• [Excerpted records]
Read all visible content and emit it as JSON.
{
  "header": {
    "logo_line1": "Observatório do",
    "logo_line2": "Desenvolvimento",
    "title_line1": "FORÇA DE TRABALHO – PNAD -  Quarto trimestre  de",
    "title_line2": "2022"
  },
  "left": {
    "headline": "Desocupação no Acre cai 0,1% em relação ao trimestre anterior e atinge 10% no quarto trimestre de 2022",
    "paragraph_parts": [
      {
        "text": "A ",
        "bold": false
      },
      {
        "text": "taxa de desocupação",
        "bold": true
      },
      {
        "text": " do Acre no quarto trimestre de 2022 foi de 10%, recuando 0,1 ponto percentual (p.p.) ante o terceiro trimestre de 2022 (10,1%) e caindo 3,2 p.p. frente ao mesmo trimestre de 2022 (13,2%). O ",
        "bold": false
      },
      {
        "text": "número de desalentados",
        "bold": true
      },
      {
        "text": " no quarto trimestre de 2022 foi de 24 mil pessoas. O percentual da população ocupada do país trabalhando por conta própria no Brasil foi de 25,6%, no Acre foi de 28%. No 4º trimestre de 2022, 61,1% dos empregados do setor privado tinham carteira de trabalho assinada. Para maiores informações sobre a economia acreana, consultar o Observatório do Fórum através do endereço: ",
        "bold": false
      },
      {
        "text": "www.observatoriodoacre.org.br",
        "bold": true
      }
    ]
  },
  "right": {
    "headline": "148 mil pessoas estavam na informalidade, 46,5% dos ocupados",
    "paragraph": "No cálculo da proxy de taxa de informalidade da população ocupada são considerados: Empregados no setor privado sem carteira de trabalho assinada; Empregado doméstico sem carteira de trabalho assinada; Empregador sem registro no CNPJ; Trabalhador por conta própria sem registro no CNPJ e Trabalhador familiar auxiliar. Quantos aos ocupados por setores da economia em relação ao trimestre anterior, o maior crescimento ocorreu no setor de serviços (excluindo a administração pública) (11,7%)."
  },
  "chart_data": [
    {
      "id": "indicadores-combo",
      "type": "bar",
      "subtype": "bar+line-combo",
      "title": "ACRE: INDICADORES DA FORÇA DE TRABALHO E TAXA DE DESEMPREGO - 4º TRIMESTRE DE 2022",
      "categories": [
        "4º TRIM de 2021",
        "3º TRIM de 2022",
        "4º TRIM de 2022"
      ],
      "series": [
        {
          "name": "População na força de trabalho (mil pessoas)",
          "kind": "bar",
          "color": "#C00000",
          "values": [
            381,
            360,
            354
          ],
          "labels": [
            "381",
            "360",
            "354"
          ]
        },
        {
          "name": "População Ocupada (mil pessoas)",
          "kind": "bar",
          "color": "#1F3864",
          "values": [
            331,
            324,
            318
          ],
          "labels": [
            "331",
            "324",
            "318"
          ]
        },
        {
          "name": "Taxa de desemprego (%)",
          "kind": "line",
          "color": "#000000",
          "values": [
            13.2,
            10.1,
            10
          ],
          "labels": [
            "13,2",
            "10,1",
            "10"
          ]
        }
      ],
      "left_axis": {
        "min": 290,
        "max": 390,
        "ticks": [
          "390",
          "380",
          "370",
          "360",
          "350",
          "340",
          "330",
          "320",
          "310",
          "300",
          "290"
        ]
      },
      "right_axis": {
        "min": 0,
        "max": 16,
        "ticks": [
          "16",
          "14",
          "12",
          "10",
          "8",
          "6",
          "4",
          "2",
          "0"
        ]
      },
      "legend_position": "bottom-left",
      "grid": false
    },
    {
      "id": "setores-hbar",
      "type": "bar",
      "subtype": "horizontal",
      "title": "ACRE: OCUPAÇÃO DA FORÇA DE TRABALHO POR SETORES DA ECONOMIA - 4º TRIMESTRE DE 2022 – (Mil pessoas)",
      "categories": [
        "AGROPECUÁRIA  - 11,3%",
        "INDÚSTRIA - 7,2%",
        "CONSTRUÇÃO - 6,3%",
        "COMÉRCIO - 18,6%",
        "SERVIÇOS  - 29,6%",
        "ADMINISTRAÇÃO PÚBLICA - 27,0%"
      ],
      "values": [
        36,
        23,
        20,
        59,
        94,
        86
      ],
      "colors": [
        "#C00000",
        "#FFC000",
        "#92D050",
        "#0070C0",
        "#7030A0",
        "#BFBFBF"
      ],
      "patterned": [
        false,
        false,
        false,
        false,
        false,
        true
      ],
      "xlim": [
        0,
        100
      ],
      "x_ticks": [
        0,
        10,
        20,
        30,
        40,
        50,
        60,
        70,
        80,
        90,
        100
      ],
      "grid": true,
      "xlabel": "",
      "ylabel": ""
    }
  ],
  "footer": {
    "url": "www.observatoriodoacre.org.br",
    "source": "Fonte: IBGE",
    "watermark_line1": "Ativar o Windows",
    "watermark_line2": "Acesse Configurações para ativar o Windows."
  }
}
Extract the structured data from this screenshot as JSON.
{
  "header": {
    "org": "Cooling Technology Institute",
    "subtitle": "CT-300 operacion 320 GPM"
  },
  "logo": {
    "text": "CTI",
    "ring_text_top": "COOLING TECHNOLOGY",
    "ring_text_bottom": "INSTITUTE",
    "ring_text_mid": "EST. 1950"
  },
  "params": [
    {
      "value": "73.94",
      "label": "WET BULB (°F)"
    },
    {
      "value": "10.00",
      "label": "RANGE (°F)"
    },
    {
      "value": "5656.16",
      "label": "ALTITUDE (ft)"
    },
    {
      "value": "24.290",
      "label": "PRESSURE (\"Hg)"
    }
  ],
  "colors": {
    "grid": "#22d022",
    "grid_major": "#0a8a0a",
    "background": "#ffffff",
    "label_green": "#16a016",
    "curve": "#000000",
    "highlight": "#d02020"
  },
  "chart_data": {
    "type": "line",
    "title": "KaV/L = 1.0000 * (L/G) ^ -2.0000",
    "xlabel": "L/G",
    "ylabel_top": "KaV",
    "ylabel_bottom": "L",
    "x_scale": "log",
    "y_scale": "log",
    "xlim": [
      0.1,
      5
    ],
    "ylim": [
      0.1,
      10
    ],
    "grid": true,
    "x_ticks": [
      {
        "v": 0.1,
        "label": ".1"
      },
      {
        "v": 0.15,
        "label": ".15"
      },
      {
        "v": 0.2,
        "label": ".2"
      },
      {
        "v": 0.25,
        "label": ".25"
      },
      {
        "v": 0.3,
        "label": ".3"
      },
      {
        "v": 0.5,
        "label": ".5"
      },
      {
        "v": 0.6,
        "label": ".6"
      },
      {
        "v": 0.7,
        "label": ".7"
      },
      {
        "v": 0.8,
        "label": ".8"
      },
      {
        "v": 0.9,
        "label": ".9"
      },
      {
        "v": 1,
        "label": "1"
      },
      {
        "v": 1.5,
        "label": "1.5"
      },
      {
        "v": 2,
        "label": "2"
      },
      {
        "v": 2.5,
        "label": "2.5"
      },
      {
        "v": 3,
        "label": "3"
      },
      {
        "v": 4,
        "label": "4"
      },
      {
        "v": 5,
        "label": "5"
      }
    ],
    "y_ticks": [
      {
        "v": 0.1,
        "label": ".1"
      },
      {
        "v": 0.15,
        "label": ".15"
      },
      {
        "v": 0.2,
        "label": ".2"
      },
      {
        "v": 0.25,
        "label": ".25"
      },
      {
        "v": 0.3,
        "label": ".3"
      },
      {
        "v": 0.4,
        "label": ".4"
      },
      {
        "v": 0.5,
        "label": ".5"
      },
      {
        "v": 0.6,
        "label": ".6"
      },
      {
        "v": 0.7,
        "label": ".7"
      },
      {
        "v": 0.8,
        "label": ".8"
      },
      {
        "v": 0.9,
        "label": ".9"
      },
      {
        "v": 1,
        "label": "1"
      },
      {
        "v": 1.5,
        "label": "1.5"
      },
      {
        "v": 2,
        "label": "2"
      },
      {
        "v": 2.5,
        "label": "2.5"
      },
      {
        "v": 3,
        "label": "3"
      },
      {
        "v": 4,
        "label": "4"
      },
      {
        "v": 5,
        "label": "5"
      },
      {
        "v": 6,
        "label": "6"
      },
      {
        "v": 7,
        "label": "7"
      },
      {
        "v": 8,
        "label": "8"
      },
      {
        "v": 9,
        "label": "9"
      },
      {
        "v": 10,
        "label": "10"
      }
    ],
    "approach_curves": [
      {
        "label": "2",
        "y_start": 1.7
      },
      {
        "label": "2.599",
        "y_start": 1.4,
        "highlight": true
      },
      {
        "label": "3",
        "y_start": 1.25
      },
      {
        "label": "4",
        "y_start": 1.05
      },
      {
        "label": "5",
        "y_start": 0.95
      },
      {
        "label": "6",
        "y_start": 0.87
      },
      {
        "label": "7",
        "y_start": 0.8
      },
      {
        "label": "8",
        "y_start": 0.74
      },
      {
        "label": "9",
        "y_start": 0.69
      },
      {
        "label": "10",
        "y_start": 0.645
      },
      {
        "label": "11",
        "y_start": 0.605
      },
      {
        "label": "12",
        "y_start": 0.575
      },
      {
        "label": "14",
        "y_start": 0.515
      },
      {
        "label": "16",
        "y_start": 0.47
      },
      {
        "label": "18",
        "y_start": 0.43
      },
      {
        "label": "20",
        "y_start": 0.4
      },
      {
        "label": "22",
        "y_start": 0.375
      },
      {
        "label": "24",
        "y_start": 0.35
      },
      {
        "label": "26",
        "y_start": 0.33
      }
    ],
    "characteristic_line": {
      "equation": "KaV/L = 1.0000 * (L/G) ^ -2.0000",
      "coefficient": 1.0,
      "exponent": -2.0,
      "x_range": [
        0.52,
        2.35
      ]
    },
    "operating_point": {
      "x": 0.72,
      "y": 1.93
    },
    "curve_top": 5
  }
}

• [What to produce] Extract all lines of the records above that include "ocupados".

• [Finished answer]
    "headline": "148 mil pessoas estavam na informalidade, 46,5% dos ocupados",
    "paragraph": "No cálculo da proxy de taxa de informalidade da população ocupada são considerados: Empregados no setor privado sem carteira de trabalho assinada; Empregado doméstico sem carteira de trabalho assinada; Empregador sem registro no CNPJ; Trabalhador por conta própria sem registro no CNPJ e Trabalhador familiar auxiliar. Quantos aos ocupados por setores da economia em relação ao trimestre anterior, o maior crescimento ocorreu no setor de serviços (excluindo a administração pública) (11,7%)."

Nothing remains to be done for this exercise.